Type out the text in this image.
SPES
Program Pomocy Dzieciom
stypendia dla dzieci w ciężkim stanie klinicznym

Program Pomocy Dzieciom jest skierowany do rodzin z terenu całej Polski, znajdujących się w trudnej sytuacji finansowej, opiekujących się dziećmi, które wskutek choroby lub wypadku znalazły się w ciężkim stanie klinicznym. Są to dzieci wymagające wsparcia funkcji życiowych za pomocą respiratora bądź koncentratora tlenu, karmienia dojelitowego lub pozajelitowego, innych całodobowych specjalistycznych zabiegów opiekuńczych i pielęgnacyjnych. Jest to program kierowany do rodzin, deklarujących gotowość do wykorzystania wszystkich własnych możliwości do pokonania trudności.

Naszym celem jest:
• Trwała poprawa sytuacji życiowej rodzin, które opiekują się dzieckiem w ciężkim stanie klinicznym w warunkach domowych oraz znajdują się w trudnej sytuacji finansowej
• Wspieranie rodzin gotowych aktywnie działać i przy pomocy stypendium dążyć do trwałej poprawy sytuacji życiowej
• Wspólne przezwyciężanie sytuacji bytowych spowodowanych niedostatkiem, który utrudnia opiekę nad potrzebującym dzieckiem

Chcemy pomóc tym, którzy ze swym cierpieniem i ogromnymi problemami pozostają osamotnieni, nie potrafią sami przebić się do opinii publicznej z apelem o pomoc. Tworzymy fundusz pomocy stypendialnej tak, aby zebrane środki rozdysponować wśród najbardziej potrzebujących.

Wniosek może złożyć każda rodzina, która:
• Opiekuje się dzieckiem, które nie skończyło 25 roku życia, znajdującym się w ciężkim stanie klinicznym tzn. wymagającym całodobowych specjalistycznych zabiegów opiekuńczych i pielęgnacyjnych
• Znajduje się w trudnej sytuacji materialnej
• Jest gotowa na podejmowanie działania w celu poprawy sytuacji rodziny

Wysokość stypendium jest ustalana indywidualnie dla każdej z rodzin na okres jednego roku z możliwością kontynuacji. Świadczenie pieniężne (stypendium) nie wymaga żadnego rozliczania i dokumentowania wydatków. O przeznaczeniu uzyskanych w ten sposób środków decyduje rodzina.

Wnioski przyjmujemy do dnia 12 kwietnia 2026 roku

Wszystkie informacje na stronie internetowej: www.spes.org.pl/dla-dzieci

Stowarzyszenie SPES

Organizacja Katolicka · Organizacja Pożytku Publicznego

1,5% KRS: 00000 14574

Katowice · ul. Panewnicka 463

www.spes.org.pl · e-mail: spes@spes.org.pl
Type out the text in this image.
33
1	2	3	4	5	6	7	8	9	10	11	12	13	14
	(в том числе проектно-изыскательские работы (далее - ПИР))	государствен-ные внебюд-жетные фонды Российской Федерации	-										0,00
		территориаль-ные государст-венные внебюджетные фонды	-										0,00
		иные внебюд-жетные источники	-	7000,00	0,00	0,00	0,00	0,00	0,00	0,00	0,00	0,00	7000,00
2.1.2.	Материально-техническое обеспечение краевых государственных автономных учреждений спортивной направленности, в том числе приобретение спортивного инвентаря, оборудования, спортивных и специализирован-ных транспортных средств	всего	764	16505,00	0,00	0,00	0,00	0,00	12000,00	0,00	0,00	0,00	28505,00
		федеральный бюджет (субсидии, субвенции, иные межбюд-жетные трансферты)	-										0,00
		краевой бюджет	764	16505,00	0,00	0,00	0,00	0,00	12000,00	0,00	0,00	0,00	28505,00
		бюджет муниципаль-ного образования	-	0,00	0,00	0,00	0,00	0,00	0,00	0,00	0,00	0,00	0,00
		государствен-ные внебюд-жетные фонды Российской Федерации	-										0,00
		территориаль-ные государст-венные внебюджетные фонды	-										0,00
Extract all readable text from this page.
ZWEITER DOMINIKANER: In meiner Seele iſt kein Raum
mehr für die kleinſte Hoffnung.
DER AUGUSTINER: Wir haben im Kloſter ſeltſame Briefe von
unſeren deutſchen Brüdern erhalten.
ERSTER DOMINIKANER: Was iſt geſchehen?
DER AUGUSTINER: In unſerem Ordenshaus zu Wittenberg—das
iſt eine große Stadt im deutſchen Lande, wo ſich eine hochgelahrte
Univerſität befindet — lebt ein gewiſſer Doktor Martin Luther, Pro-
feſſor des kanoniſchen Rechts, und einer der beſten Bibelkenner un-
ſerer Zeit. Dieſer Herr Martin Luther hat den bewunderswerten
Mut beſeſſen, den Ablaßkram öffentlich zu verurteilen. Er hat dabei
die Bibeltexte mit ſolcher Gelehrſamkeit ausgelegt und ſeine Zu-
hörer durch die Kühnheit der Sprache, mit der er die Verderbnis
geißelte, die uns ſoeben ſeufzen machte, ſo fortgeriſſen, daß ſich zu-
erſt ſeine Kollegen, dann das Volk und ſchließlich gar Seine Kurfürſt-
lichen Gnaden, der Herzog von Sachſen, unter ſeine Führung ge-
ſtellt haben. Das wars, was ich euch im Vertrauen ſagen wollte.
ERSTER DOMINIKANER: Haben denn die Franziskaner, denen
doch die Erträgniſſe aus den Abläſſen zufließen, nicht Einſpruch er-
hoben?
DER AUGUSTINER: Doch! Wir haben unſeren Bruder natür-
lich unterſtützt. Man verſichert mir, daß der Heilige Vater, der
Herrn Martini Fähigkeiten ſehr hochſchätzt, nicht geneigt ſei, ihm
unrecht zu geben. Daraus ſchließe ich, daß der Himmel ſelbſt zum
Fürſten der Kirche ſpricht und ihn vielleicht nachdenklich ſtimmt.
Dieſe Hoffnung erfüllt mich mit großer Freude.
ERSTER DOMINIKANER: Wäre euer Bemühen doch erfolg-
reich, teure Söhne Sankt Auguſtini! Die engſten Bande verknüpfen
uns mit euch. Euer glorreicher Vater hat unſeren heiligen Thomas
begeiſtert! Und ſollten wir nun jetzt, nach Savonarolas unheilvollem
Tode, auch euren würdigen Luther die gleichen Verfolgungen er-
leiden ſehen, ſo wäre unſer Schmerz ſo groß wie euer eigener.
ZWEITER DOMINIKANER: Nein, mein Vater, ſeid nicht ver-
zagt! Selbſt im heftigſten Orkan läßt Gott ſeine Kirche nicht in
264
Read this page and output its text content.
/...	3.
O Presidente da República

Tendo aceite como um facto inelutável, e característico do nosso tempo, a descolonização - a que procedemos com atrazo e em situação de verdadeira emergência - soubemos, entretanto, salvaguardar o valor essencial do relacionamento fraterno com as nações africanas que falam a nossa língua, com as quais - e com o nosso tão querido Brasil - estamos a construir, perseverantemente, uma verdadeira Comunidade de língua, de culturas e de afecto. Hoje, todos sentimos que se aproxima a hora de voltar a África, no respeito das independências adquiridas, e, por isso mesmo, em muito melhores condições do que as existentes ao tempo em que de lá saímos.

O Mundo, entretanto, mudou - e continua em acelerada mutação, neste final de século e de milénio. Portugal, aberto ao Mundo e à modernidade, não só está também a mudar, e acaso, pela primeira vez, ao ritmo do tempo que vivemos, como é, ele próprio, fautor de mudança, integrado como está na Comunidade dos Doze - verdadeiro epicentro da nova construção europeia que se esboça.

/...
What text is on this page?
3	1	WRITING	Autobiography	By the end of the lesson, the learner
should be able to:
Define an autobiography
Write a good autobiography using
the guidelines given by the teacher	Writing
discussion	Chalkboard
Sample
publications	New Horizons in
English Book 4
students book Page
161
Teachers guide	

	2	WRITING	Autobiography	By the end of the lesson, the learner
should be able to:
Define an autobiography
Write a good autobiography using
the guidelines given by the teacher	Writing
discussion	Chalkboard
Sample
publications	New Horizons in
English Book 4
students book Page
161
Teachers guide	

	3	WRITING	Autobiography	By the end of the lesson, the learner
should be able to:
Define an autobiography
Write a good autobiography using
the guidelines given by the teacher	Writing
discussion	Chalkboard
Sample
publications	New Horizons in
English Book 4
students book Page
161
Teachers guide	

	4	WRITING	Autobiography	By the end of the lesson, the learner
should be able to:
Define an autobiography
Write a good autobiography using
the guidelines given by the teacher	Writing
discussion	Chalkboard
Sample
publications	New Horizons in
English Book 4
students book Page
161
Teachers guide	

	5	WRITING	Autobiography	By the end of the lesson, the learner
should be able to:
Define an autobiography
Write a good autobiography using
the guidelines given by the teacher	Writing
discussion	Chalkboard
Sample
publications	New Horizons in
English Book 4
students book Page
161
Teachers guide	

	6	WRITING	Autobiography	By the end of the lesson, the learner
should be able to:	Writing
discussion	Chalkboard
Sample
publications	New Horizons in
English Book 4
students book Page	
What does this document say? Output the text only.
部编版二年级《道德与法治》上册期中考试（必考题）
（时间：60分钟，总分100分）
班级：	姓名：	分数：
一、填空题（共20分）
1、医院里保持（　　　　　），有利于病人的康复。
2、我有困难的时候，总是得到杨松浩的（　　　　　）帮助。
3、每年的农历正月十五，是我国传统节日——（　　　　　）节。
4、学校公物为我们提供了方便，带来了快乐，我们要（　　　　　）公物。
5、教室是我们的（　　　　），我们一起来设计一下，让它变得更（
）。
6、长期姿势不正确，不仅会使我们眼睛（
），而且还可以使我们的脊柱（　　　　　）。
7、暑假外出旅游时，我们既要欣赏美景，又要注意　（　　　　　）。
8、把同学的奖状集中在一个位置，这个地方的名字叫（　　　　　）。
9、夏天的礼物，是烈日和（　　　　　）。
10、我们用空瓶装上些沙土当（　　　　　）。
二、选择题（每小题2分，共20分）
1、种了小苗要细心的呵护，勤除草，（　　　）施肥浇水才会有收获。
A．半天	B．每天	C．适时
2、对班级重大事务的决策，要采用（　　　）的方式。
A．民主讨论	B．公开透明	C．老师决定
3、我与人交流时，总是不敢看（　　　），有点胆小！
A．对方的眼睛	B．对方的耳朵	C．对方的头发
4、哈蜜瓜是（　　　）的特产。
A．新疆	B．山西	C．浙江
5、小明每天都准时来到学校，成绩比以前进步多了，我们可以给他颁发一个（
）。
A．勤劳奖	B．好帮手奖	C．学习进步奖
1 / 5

•••

Exercise goal:
Return each full line of the entries that contains the word "Российской".

Response to the exercise:
	(в том числе проектно-изыскательские работы (далее - ПИР))	государствен-ные внебюд-жетные фонды Российской Федерации	-										0,00
		государствен-ные внебюд-жетные фонды Российской Федерации	-										0,00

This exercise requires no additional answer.